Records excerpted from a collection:
* * *
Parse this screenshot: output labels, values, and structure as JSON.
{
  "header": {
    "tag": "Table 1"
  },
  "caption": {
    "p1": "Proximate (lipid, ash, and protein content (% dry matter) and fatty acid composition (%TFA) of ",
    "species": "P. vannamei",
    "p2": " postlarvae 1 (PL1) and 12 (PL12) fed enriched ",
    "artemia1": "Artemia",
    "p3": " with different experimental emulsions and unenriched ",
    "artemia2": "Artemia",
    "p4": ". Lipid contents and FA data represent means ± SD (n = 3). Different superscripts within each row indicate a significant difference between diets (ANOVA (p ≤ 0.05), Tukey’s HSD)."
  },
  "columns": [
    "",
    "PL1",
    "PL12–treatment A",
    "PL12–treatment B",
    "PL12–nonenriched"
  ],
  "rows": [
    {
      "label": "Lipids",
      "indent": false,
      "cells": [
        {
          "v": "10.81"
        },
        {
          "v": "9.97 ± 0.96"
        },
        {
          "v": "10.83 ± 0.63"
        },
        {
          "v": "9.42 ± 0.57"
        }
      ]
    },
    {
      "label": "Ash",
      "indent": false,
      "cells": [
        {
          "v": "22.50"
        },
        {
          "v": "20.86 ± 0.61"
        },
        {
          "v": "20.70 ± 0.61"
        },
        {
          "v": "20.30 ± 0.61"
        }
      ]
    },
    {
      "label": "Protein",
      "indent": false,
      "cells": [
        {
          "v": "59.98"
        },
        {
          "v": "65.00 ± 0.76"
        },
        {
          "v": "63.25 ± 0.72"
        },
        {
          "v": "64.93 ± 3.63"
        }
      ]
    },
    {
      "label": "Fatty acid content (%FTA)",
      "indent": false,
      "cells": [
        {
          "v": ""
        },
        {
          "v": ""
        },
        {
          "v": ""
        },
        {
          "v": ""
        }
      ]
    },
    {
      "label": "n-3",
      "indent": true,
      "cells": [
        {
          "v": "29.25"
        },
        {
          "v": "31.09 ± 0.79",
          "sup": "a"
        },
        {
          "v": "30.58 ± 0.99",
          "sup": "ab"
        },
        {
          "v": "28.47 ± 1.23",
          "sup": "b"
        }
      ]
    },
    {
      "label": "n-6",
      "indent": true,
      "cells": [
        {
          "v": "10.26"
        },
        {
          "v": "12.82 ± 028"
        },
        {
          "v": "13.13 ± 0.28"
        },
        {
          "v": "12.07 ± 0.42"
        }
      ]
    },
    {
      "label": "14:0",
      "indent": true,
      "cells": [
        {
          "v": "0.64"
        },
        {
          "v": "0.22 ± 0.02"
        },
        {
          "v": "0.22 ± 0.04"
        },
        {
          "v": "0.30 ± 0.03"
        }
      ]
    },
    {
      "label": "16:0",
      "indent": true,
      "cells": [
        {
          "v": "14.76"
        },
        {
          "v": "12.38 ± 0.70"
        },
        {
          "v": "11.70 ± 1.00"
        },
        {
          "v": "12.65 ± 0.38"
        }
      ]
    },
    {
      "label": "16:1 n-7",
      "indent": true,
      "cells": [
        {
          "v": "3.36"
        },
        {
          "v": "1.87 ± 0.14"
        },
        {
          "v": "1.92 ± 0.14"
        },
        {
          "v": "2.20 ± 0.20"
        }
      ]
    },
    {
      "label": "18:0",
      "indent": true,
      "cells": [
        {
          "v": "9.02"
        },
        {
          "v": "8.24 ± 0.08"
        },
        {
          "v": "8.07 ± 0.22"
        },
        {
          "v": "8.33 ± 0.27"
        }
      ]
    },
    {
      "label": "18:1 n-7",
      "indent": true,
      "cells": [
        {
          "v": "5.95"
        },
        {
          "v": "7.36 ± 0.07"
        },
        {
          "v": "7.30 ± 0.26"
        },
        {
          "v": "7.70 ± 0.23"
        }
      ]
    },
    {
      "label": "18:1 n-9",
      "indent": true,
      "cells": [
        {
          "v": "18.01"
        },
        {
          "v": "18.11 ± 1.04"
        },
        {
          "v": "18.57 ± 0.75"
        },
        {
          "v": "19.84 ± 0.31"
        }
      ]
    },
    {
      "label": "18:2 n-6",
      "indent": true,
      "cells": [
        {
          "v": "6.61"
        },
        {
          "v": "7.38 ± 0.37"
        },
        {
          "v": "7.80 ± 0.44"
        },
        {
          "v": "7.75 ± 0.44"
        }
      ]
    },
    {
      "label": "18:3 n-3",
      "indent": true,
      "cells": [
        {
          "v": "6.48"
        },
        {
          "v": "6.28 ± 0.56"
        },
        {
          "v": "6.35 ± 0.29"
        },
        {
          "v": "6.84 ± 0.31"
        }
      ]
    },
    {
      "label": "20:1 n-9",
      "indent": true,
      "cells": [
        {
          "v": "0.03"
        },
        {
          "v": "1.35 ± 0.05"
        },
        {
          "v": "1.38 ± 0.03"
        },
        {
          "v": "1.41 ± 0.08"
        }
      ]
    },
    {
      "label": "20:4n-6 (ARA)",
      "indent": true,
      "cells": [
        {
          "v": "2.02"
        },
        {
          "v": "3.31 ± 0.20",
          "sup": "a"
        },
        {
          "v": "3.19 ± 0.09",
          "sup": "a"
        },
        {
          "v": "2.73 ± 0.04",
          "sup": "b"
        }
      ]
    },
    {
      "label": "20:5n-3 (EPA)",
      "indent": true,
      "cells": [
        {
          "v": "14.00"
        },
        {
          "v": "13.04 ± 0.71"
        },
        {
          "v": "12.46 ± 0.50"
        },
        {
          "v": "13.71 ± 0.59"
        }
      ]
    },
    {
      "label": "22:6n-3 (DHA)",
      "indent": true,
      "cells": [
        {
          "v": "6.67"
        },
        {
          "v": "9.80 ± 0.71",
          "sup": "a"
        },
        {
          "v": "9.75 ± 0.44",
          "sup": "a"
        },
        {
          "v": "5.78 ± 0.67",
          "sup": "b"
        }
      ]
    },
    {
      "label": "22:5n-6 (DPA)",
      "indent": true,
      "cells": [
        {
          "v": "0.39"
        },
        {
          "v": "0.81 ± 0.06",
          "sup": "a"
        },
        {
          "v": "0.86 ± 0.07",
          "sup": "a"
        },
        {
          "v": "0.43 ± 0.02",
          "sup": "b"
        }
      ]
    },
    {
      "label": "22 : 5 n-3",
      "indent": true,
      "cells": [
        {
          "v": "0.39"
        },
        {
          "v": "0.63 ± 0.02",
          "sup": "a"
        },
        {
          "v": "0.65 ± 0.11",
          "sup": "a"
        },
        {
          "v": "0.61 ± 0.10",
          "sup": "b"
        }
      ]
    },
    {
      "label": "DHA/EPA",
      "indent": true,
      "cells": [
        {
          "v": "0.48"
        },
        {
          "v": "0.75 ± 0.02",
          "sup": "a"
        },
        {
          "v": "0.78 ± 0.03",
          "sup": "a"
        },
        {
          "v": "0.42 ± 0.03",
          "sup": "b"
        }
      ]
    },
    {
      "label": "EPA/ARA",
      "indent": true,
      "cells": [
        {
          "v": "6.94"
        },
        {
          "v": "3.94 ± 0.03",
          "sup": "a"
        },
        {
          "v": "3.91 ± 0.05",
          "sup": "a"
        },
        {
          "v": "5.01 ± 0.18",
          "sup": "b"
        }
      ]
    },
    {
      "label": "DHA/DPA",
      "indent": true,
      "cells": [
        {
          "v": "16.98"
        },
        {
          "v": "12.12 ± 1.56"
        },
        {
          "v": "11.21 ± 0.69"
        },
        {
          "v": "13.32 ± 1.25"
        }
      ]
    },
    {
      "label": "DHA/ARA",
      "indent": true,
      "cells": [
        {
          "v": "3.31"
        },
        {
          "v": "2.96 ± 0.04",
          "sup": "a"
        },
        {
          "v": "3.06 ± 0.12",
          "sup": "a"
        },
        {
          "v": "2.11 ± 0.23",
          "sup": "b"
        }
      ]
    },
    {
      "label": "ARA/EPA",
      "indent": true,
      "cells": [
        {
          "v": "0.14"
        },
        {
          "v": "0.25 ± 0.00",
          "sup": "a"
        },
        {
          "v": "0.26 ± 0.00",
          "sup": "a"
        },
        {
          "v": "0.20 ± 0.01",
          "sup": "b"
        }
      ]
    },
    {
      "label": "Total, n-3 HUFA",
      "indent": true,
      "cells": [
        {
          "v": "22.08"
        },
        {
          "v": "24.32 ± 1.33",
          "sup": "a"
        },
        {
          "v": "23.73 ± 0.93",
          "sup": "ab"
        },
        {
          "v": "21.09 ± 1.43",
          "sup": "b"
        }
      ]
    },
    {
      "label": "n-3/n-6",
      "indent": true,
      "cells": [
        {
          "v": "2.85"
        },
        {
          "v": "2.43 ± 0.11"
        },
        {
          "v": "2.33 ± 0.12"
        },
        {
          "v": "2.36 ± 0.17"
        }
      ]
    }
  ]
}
* * *
INSTRUCTIONS FOR THE TASK:
In the data above, tally the lines that contain the string "acid" and give that figure alone.

COMPLETED TASK:
2